What you need to do
Word for word, transcribe every line below.

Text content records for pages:

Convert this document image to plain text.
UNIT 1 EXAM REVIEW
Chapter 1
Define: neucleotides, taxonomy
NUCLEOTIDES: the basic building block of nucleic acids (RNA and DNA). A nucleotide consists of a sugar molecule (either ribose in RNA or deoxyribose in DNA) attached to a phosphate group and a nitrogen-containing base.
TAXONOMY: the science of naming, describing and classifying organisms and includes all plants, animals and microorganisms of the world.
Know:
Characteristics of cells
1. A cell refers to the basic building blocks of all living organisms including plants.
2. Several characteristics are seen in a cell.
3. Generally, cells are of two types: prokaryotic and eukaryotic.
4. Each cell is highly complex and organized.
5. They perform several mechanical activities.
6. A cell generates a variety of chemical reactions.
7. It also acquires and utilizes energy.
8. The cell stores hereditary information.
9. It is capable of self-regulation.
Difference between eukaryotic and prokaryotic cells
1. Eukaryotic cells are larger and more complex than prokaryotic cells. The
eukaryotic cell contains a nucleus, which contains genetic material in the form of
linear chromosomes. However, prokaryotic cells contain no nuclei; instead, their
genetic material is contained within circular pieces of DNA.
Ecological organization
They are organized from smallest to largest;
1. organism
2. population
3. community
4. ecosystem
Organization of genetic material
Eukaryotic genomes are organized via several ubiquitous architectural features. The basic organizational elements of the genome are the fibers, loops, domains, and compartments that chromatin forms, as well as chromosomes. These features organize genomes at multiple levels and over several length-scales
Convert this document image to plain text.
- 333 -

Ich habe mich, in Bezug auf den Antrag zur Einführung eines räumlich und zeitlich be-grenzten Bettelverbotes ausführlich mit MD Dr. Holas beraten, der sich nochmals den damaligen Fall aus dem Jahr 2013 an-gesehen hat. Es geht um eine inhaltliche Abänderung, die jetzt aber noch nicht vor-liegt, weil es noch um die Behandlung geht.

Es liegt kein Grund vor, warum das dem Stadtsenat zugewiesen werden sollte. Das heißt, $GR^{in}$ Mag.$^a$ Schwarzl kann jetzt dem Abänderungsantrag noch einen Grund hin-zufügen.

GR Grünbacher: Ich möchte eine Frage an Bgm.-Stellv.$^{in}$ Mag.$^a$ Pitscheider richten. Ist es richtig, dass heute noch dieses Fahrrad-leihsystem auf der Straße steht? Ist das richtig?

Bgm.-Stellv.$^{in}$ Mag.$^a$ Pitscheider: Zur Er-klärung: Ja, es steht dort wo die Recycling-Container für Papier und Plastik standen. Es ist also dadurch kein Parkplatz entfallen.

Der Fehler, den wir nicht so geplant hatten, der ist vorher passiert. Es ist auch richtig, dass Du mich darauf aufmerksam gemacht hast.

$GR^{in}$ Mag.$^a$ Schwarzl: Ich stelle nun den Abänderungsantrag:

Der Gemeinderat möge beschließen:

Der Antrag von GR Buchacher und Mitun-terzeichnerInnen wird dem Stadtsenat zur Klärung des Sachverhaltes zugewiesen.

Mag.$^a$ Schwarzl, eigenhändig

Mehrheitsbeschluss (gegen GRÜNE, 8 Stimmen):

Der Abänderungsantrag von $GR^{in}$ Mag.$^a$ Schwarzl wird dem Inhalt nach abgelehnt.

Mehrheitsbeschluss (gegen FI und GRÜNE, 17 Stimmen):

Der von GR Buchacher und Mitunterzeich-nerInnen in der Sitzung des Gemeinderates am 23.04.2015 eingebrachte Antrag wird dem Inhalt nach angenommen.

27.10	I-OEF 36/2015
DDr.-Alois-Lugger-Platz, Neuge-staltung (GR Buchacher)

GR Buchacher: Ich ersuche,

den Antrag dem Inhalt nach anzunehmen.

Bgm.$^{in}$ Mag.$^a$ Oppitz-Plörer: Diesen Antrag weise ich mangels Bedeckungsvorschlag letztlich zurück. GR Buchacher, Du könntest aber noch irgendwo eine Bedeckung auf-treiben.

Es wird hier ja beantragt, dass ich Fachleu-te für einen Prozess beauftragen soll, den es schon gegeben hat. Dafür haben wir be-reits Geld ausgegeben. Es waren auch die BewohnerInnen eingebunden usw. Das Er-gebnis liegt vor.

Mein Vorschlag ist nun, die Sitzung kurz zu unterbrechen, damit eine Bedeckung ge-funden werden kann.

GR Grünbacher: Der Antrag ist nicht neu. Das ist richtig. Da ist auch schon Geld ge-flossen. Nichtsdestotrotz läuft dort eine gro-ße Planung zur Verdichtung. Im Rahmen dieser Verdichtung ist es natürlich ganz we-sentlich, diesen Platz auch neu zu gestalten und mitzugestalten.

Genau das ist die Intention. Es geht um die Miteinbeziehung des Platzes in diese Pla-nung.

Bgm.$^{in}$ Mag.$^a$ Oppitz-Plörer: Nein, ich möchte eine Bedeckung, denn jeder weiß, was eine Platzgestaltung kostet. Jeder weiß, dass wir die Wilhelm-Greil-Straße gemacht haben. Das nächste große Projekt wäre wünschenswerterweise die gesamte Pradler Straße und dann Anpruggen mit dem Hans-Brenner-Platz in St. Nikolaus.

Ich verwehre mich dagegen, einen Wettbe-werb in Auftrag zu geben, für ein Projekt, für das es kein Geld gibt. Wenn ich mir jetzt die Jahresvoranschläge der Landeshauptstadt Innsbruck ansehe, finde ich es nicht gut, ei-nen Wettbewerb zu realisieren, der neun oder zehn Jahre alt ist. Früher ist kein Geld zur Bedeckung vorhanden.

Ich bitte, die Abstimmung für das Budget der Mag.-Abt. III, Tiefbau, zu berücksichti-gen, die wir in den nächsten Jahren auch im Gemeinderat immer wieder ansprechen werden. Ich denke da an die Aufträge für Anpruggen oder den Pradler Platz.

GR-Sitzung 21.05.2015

Problem solution
Convert this document image to plain text.
UNIT 1 EXAM REVIEW
Chapter 1
Define: neucleotides, taxonomy
NUCLEOTIDES: the basic building block of nucleic acids (RNA and DNA). A nucleotide consists of a sugar molecule (either ribose in RNA or deoxyribose in DNA) attached to a phosphate group and a nitrogen-containing base.
TAXONOMY: the science of naming, describing and classifying organisms and includes all plants, animals and microorganisms of the world.
Know:
Characteristics of cells
1. A cell refers to the basic building blocks of all living organisms including plants.
2. Several characteristics are seen in a cell.
3. Generally, cells are of two types: prokaryotic and eukaryotic.
4. Each cell is highly complex and organized.
5. They perform several mechanical activities.
6. A cell generates a variety of chemical reactions.
7. It also acquires and utilizes energy.
8. The cell stores hereditary information.
9. It is capable of self-regulation.
Difference between eukaryotic and prokaryotic cells
1. Eukaryotic cells are larger and more complex than prokaryotic cells. The
eukaryotic cell contains a nucleus, which contains genetic material in the form of
linear chromosomes. However, prokaryotic cells contain no nuclei; instead, their
genetic material is contained within circular pieces of DNA.
Ecological organization
They are organized from smallest to largest;
1. organism
2. population
3. community
4. ecosystem
Organization of genetic material
Eukaryotic genomes are organized via several ubiquitous architectural features. The basic organizational elements of the genome are the fibers, loops, domains, and compartments that chromatin forms, as well as chromosomes. These features organize genomes at multiple levels and over several length-scales
Convert this document image to plain text.
- 333 -

Ich habe mich, in Bezug auf den Antrag zur Einführung eines räumlich und zeitlich be-grenzten Bettelverbotes ausführlich mit MD Dr. Holas beraten, der sich nochmals den damaligen Fall aus dem Jahr 2013 an-gesehen hat. Es geht um eine inhaltliche Abänderung, die jetzt aber noch nicht vor-liegt, weil es noch um die Behandlung geht.

Es liegt kein Grund vor, warum das dem Stadtsenat zugewiesen werden sollte. Das heißt, $GR^{in}$ Mag.$^a$ Schwarzl kann jetzt dem Abänderungsantrag noch einen Grund hin-zufügen.

GR Grünbacher: Ich möchte eine Frage an Bgm.-Stellv.$^{in}$ Mag.$^a$ Pitscheider richten. Ist es richtig, dass heute noch dieses Fahrrad-leihsystem auf der Straße steht? Ist das richtig?

Bgm.-Stellv.$^{in}$ Mag.$^a$ Pitscheider: Zur Er-klärung: Ja, es steht dort wo die Recycling-Container für Papier und Plastik standen. Es ist also dadurch kein Parkplatz entfallen.

Der Fehler, den wir nicht so geplant hatten, der ist vorher passiert. Es ist auch richtig, dass Du mich darauf aufmerksam gemacht hast.

$GR^{in}$ Mag.$^a$ Schwarzl: Ich stelle nun den Abänderungsantrag:

Der Gemeinderat möge beschließen:

Der Antrag von GR Buchacher und Mitun-terzeichnerInnen wird dem Stadtsenat zur Klärung des Sachverhaltes zugewiesen.

Mag.$^a$ Schwarzl, eigenhändig

Mehrheitsbeschluss (gegen GRÜNE, 8 Stimmen):

Der Abänderungsantrag von $GR^{in}$ Mag.$^a$ Schwarzl wird dem Inhalt nach abgelehnt.

Mehrheitsbeschluss (gegen FI und GRÜNE, 17 Stimmen):

Der von GR Buchacher und Mitunterzeich-nerInnen in der Sitzung des Gemeinderates am 23.04.2015 eingebrachte Antrag wird dem Inhalt nach angenommen.

27.10	I-OEF 36/2015
DDr.-Alois-Lugger-Platz, Neuge-staltung (GR Buchacher)

GR Buchacher: Ich ersuche,

den Antrag dem Inhalt nach anzunehmen.

Bgm.$^{in}$ Mag.$^a$ Oppitz-Plörer: Diesen Antrag weise ich mangels Bedeckungsvorschlag letztlich zurück. GR Buchacher, Du könntest aber noch irgendwo eine Bedeckung auf-treiben.

Es wird hier ja beantragt, dass ich Fachleu-te für einen Prozess beauftragen soll, den es schon gegeben hat. Dafür haben wir be-reits Geld ausgegeben. Es waren auch die BewohnerInnen eingebunden usw. Das Er-gebnis liegt vor.

Mein Vorschlag ist nun, die Sitzung kurz zu unterbrechen, damit eine Bedeckung ge-funden werden kann.

GR Grünbacher: Der Antrag ist nicht neu. Das ist richtig. Da ist auch schon Geld ge-flossen. Nichtsdestotrotz läuft dort eine gro-ße Planung zur Verdichtung. Im Rahmen dieser Verdichtung ist es natürlich ganz we-sentlich, diesen Platz auch neu zu gestalten und mitzugestalten.

Genau das ist die Intention. Es geht um die Miteinbeziehung des Platzes in diese Pla-nung.

Bgm.$^{in}$ Mag.$^a$ Oppitz-Plörer: Nein, ich möchte eine Bedeckung, denn jeder weiß, was eine Platzgestaltung kostet. Jeder weiß, dass wir die Wilhelm-Greil-Straße gemacht haben. Das nächste große Projekt wäre wünschenswerterweise die gesamte Pradler Straße und dann Anpruggen mit dem Hans-Brenner-Platz in St. Nikolaus.

Ich verwehre mich dagegen, einen Wettbe-werb in Auftrag zu geben, für ein Projekt, für das es kein Geld gibt. Wenn ich mir jetzt die Jahresvoranschläge der Landeshauptstadt Innsbruck ansehe, finde ich es nicht gut, ei-nen Wettbewerb zu realisieren, der neun oder zehn Jahre alt ist. Früher ist kein Geld zur Bedeckung vorhanden.

Ich bitte, die Abstimmung für das Budget der Mag.-Abt. III, Tiefbau, zu berücksichti-gen, die wir in den nächsten Jahren auch im Gemeinderat immer wieder ansprechen werden. Ich denke da an die Aufträge für Anpruggen oder den Pradler Platz.

GR-Sitzung 21.05.2015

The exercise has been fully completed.